— start of DATA SHOWN —

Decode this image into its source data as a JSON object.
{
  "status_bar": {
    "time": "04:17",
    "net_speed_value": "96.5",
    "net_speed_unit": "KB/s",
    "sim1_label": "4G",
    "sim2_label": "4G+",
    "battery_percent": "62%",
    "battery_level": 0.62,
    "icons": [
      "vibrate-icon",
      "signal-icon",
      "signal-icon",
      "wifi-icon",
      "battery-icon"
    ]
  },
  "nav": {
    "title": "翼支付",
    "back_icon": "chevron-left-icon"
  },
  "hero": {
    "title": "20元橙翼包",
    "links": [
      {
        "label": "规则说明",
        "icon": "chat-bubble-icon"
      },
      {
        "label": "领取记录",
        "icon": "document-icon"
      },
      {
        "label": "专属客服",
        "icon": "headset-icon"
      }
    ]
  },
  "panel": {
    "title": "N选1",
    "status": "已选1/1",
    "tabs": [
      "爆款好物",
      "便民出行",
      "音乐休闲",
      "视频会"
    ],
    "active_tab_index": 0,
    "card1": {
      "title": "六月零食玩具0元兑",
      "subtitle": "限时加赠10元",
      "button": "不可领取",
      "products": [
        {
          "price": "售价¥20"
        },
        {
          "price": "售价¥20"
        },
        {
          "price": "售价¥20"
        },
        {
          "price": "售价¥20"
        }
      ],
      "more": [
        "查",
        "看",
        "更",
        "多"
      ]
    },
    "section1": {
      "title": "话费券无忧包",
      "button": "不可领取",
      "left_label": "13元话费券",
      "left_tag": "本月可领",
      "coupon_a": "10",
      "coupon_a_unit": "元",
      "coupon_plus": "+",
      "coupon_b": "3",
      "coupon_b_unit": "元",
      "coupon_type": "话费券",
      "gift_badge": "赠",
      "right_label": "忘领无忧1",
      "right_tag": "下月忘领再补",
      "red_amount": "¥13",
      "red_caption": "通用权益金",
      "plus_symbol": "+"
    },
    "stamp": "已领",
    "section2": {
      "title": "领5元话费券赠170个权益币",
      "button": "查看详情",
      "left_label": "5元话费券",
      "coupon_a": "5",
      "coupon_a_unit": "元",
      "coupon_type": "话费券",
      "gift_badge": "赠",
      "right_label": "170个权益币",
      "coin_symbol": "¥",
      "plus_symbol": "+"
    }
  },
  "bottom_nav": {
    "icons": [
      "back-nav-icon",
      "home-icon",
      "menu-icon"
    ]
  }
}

— end of DATA SHOWN —

## WRITTEN INSTRUCTION
Print every entry exactly as it appears.

## RESULT BELOW
Decode this image into its source data as a JSON object.
{
  "status_bar": {
    "time": "04:17",
    "net_speed_value": "96.5",
    "net_speed_unit": "KB/s",
    "sim1_label": "4G",
    "sim2_label": "4G+",
    "battery_percent": "62%",
    "battery_level": 0.62,
    "icons": [
      "vibrate-icon",
      "signal-icon",
      "signal-icon",
      "wifi-icon",
      "battery-icon"
    ]
  },
  "nav": {
    "title": "翼支付",
    "back_icon": "chevron-left-icon"
  },
  "hero": {
    "title": "20元橙翼包",
    "links": [
      {
        "label": "规则说明",
        "icon": "chat-bubble-icon"
      },
      {
        "label": "领取记录",
        "icon": "document-icon"
      },
      {
        "label": "专属客服",
        "icon": "headset-icon"
      }
    ]
  },
  "panel": {
    "title": "N选1",
    "status": "已选1/1",
    "tabs": [
      "爆款好物",
      "便民出行",
      "音乐休闲",
      "视频会"
    ],
    "active_tab_index": 0,
    "card1": {
      "title": "六月零食玩具0元兑",
      "subtitle": "限时加赠10元",
      "button": "不可领取",
      "products": [
        {
          "price": "售价¥20"
        },
        {
          "price": "售价¥20"
        },
        {
          "price": "售价¥20"
        },
        {
          "price": "售价¥20"
        }
      ],
      "more": [
        "查",
        "看",
        "更",
        "多"
      ]
    },
    "section1": {
      "title": "话费券无忧包",
      "button": "不可领取",
      "left_label": "13元话费券",
      "left_tag": "本月可领",
      "coupon_a": "10",
      "coupon_a_unit": "元",
      "coupon_plus": "+",
      "coupon_b": "3",
      "coupon_b_unit": "元",
      "coupon_type": "话费券",
      "gift_badge": "赠",
      "right_label": "忘领无忧1",
      "right_tag": "下月忘领再补",
      "red_amount": "¥13",
      "red_caption": "通用权益金",
      "plus_symbol": "+"
    },
    "stamp": "已领",
    "section2": {
      "title": "领5元话费券赠170个权益币",
      "button": "查看详情",
      "left_label": "5元话费券",
      "coupon_a": "5",
      "coupon_a_unit": "元",
      "coupon_type": "话费券",
      "gift_badge": "赠",
      "right_label": "170个权益币",
      "coin_symbol": "¥",
      "plus_symbol": "+"
    }
  },
  "bottom_nav": {
    "icons": [
      "back-nav-icon",
      "home-icon",
      "menu-icon"
    ]
  }
}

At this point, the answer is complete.